** WHAT TO PRODUCE **
Will you print the material below without altering a single character?

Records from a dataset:
(begin)

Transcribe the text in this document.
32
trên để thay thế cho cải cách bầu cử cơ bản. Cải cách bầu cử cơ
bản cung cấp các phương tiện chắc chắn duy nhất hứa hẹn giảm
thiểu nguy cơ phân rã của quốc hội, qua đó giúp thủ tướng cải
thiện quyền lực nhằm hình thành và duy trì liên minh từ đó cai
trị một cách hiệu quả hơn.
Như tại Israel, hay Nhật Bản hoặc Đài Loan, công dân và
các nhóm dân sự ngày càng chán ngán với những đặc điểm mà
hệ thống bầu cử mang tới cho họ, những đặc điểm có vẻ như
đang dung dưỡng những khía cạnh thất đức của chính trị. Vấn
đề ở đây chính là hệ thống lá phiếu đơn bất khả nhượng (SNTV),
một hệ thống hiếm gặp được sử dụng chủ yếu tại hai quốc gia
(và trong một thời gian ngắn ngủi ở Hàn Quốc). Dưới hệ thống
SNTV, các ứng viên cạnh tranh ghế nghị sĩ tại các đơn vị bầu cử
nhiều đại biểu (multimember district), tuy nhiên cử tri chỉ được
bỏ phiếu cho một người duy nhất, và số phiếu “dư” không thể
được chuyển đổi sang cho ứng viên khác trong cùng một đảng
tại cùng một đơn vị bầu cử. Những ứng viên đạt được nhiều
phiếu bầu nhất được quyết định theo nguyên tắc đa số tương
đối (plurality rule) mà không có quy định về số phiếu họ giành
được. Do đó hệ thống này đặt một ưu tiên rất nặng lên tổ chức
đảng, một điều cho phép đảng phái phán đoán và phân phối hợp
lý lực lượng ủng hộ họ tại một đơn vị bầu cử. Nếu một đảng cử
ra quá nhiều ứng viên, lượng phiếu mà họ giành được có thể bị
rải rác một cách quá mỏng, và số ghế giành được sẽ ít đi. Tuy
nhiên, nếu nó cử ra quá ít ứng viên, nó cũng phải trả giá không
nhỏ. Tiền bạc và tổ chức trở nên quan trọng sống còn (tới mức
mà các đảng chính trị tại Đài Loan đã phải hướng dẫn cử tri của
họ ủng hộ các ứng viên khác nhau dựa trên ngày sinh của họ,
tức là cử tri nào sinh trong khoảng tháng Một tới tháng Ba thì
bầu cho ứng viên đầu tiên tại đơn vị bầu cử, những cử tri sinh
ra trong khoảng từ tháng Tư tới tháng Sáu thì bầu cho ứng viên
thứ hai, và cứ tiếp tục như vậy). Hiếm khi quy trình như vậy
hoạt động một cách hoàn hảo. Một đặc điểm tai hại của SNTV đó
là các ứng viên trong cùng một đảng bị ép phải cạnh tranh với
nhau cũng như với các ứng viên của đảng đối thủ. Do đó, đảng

(end)

** RESPONSE TO THIS EXERCISE **
Transcribe the text in this document.
32
trên để thay thế cho cải cách bầu cử cơ bản. Cải cách bầu cử cơ
bản cung cấp các phương tiện chắc chắn duy nhất hứa hẹn giảm
thiểu nguy cơ phân rã của quốc hội, qua đó giúp thủ tướng cải
thiện quyền lực nhằm hình thành và duy trì liên minh từ đó cai
trị một cách hiệu quả hơn.
Như tại Israel, hay Nhật Bản hoặc Đài Loan, công dân và
các nhóm dân sự ngày càng chán ngán với những đặc điểm mà
hệ thống bầu cử mang tới cho họ, những đặc điểm có vẻ như
đang dung dưỡng những khía cạnh thất đức của chính trị. Vấn
đề ở đây chính là hệ thống lá phiếu đơn bất khả nhượng (SNTV),
một hệ thống hiếm gặp được sử dụng chủ yếu tại hai quốc gia
(và trong một thời gian ngắn ngủi ở Hàn Quốc). Dưới hệ thống
SNTV, các ứng viên cạnh tranh ghế nghị sĩ tại các đơn vị bầu cử
nhiều đại biểu (multimember district), tuy nhiên cử tri chỉ được
bỏ phiếu cho một người duy nhất, và số phiếu “dư” không thể
được chuyển đổi sang cho ứng viên khác trong cùng một đảng
tại cùng một đơn vị bầu cử. Những ứng viên đạt được nhiều
phiếu bầu nhất được quyết định theo nguyên tắc đa số tương
đối (plurality rule) mà không có quy định về số phiếu họ giành
được. Do đó hệ thống này đặt một ưu tiên rất nặng lên tổ chức
đảng, một điều cho phép đảng phái phán đoán và phân phối hợp
lý lực lượng ủng hộ họ tại một đơn vị bầu cử. Nếu một đảng cử
ra quá nhiều ứng viên, lượng phiếu mà họ giành được có thể bị
rải rác một cách quá mỏng, và số ghế giành được sẽ ít đi. Tuy
nhiên, nếu nó cử ra quá ít ứng viên, nó cũng phải trả giá không
nhỏ. Tiền bạc và tổ chức trở nên quan trọng sống còn (tới mức
mà các đảng chính trị tại Đài Loan đã phải hướng dẫn cử tri của
họ ủng hộ các ứng viên khác nhau dựa trên ngày sinh của họ,
tức là cử tri nào sinh trong khoảng tháng Một tới tháng Ba thì
bầu cho ứng viên đầu tiên tại đơn vị bầu cử, những cử tri sinh
ra trong khoảng từ tháng Tư tới tháng Sáu thì bầu cho ứng viên
thứ hai, và cứ tiếp tục như vậy). Hiếm khi quy trình như vậy
hoạt động một cách hoàn hảo. Một đặc điểm tai hại của SNTV đó
là các ứng viên trong cùng một đảng bị ép phải cạnh tranh với
nhau cũng như với các ứng viên của đảng đối thủ. Do đó, đảng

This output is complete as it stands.